## Exercise aim
Keep only the lines of the listing that include the word "left", and copy them.

## Dataset extract
........

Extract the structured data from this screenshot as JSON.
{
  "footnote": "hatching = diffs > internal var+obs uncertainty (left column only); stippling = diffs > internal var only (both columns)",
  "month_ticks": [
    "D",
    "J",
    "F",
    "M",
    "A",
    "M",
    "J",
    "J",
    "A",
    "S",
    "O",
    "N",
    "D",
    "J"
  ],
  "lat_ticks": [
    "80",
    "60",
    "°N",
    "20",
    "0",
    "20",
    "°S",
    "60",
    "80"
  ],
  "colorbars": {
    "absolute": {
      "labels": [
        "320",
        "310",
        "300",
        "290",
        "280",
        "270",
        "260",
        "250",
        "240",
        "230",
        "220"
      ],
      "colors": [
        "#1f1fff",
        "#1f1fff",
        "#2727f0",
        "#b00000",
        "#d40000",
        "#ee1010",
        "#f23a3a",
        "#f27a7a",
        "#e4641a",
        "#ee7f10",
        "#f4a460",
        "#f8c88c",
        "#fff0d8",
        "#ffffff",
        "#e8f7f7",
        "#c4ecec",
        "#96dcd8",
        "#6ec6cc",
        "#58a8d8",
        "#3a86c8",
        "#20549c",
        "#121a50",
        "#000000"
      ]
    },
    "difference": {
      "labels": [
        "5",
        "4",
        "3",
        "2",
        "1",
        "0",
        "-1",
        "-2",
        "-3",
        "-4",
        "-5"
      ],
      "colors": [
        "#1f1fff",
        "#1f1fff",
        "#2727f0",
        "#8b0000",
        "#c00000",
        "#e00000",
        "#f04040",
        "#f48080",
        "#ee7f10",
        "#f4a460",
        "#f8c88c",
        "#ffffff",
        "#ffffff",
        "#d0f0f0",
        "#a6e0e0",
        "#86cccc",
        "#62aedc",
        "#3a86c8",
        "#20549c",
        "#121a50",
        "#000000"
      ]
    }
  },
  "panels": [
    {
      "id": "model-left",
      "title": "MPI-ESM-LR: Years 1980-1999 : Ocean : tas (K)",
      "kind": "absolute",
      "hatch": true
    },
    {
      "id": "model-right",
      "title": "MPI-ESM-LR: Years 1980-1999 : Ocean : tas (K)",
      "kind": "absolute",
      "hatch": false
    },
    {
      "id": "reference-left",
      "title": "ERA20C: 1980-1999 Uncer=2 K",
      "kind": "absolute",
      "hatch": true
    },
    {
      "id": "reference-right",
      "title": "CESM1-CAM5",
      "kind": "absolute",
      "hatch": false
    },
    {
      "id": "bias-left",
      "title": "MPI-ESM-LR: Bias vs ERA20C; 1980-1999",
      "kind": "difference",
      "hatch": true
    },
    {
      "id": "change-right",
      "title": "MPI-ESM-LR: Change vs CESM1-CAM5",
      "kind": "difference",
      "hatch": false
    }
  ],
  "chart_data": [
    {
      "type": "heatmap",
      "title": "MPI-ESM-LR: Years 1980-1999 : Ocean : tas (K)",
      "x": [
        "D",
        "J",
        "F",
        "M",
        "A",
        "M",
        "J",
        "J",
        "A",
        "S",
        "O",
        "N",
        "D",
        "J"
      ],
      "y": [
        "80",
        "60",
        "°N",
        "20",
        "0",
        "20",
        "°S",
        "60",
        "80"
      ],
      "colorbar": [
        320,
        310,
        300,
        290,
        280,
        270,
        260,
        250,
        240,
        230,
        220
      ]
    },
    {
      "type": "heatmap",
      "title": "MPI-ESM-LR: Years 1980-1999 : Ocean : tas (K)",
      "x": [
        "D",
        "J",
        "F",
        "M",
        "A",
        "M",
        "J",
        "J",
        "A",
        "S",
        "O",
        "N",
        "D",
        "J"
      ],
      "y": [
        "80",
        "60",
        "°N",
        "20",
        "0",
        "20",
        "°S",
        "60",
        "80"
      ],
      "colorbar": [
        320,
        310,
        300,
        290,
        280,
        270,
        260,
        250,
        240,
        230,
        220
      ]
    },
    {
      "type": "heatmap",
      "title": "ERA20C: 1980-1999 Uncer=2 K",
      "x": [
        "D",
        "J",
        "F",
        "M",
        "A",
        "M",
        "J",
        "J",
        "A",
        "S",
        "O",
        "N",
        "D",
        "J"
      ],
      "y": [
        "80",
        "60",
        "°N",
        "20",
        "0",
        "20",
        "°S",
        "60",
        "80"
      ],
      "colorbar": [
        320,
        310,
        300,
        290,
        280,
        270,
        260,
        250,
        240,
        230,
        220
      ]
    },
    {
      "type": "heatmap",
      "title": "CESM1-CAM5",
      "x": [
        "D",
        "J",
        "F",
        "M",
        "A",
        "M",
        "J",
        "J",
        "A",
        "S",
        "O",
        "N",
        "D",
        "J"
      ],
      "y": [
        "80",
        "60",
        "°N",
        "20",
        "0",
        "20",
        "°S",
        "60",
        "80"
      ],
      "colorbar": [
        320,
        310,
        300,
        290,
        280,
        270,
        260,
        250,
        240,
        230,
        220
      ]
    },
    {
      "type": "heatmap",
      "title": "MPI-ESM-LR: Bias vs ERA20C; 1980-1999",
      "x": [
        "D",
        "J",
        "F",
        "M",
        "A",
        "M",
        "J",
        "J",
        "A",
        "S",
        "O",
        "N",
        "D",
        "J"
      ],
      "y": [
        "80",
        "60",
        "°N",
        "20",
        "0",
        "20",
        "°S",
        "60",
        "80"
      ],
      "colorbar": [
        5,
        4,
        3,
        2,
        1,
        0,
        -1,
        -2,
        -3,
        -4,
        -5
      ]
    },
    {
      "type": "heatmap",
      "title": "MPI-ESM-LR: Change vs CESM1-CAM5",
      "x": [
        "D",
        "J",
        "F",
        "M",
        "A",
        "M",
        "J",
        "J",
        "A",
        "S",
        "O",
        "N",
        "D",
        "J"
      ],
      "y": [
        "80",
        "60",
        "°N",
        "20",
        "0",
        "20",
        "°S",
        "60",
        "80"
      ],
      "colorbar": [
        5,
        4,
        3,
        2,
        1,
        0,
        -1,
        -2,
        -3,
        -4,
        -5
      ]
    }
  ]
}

........

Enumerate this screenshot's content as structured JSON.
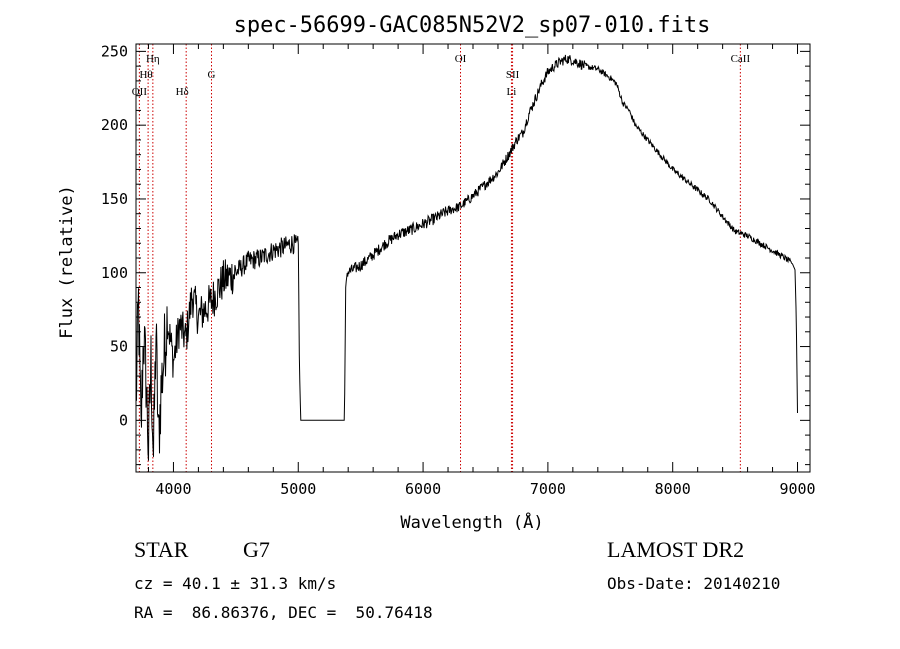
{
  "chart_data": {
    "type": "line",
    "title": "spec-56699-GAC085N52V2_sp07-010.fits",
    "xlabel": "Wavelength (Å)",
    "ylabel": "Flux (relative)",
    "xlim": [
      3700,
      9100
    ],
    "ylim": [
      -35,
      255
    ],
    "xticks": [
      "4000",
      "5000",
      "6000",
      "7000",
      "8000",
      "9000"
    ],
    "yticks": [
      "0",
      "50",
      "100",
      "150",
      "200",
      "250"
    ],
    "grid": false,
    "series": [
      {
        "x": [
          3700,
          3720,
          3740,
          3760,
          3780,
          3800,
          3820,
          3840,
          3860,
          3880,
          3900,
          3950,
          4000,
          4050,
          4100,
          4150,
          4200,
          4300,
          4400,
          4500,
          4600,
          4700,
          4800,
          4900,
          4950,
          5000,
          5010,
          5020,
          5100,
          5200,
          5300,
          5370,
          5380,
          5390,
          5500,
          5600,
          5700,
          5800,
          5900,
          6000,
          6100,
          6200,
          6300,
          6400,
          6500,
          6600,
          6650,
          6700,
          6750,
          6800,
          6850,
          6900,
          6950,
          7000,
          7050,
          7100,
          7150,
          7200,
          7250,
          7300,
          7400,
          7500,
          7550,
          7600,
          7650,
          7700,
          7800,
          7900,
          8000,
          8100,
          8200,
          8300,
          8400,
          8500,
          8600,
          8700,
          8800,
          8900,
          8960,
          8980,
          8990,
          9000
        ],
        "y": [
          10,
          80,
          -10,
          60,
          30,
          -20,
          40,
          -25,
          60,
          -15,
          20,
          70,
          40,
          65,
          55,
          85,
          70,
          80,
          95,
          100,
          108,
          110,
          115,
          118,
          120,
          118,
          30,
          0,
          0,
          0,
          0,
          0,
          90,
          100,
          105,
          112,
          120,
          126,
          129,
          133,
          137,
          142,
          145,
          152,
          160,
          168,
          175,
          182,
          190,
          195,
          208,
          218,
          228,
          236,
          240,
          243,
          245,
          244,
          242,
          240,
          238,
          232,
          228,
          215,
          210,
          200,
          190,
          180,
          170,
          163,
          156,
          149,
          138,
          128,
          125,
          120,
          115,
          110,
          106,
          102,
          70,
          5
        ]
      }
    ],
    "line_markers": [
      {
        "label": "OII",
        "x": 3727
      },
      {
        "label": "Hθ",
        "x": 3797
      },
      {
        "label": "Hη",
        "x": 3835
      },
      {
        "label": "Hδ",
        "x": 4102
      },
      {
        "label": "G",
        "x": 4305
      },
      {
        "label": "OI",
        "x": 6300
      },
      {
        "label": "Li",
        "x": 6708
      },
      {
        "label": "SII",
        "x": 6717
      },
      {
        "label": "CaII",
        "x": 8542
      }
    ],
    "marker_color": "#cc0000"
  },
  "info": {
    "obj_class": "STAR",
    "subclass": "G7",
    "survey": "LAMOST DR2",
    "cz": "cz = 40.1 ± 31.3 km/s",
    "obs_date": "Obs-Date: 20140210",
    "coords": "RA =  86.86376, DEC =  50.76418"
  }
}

........

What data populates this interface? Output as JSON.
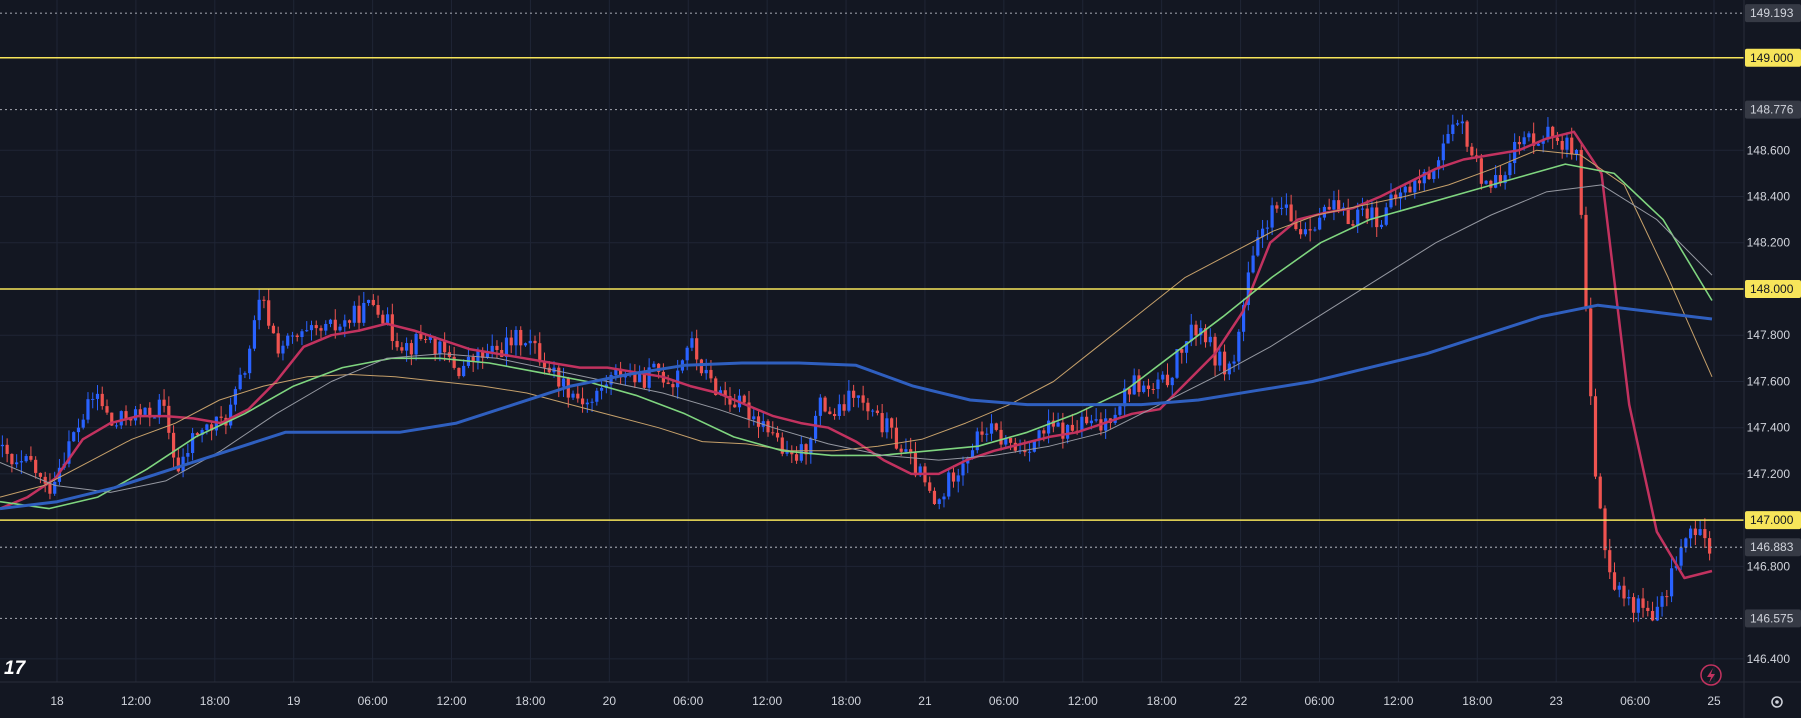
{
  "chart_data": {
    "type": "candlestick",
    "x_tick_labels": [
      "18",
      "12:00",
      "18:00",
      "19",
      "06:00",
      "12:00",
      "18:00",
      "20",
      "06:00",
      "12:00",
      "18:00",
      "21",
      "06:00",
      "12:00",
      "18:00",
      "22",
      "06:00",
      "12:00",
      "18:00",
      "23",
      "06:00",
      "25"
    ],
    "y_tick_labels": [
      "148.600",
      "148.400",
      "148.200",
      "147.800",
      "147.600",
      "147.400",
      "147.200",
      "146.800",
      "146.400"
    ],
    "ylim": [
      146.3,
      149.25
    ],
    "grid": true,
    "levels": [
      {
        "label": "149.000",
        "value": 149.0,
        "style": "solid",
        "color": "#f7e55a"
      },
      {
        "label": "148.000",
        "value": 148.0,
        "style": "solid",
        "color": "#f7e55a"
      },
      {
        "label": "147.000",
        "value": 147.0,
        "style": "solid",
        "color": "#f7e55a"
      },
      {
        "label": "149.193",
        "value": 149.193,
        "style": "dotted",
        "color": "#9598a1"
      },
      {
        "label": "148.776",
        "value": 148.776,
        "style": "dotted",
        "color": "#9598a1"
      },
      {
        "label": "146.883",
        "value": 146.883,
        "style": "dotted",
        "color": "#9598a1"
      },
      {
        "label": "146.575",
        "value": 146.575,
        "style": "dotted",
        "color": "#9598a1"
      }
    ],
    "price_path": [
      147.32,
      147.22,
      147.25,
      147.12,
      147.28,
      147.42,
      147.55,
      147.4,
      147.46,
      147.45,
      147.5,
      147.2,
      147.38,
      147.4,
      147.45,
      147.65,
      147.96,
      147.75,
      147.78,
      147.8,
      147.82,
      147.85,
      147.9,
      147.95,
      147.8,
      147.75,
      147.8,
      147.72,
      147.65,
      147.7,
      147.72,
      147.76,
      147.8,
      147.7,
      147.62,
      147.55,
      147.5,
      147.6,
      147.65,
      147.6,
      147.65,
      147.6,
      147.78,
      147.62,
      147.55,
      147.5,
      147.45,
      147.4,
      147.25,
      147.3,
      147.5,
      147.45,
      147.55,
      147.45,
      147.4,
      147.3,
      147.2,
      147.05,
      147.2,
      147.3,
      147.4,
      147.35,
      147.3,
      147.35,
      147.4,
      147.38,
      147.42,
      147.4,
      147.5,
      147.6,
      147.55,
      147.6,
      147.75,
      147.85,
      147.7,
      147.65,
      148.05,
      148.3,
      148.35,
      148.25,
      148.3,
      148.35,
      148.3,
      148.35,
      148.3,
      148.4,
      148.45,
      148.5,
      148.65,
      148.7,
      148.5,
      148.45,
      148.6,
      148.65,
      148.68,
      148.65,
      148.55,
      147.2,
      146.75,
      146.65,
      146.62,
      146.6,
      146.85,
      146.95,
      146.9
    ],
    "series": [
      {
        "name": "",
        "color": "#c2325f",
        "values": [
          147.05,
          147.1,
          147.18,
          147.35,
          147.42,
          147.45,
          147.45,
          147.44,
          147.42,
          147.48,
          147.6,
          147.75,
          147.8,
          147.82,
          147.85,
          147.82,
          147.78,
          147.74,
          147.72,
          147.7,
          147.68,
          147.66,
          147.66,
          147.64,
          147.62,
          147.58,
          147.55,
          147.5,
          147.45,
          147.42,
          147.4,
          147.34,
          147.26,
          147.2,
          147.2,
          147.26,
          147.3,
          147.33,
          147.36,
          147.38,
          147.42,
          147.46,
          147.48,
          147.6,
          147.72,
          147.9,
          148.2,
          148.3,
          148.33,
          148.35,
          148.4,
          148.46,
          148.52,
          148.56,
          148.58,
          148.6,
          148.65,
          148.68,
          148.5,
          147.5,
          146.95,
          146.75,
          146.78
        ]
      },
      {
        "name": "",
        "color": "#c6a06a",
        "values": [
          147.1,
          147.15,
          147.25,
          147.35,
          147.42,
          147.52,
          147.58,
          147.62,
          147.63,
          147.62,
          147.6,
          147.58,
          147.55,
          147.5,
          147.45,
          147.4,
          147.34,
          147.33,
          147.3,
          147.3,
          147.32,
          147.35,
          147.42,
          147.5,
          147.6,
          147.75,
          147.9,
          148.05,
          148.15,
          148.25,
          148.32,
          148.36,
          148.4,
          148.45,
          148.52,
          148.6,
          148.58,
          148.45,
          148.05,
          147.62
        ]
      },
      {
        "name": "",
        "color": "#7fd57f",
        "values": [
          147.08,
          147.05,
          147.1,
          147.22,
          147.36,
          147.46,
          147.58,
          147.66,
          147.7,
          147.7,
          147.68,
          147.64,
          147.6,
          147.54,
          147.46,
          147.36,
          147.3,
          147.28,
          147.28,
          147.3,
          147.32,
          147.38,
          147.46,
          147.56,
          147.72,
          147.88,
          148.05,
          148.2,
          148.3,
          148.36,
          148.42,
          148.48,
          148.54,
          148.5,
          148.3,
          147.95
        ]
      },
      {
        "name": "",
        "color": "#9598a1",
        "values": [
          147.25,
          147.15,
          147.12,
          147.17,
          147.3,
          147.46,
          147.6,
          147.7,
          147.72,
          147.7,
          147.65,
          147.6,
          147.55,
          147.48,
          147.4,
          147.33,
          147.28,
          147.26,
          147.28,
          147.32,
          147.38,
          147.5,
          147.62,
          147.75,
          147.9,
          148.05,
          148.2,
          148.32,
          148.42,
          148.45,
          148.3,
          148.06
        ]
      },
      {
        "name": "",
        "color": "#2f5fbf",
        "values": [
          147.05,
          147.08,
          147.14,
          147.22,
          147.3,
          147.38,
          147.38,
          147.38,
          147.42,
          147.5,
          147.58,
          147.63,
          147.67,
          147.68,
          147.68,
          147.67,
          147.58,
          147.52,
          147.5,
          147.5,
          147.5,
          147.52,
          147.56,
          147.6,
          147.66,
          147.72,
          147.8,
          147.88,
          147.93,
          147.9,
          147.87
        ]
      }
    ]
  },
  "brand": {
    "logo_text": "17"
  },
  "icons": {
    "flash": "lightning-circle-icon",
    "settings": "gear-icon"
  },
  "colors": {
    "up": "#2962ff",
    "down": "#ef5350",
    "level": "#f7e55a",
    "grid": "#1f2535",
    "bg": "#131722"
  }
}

........

## The output
  "footnote": "hatching = diffs > internal var+obs uncertainty (left column only); stippling = diffs > internal var only (both columns)",
      "id": "model-left",
      "id": "reference-left",
      "id": "bias-left",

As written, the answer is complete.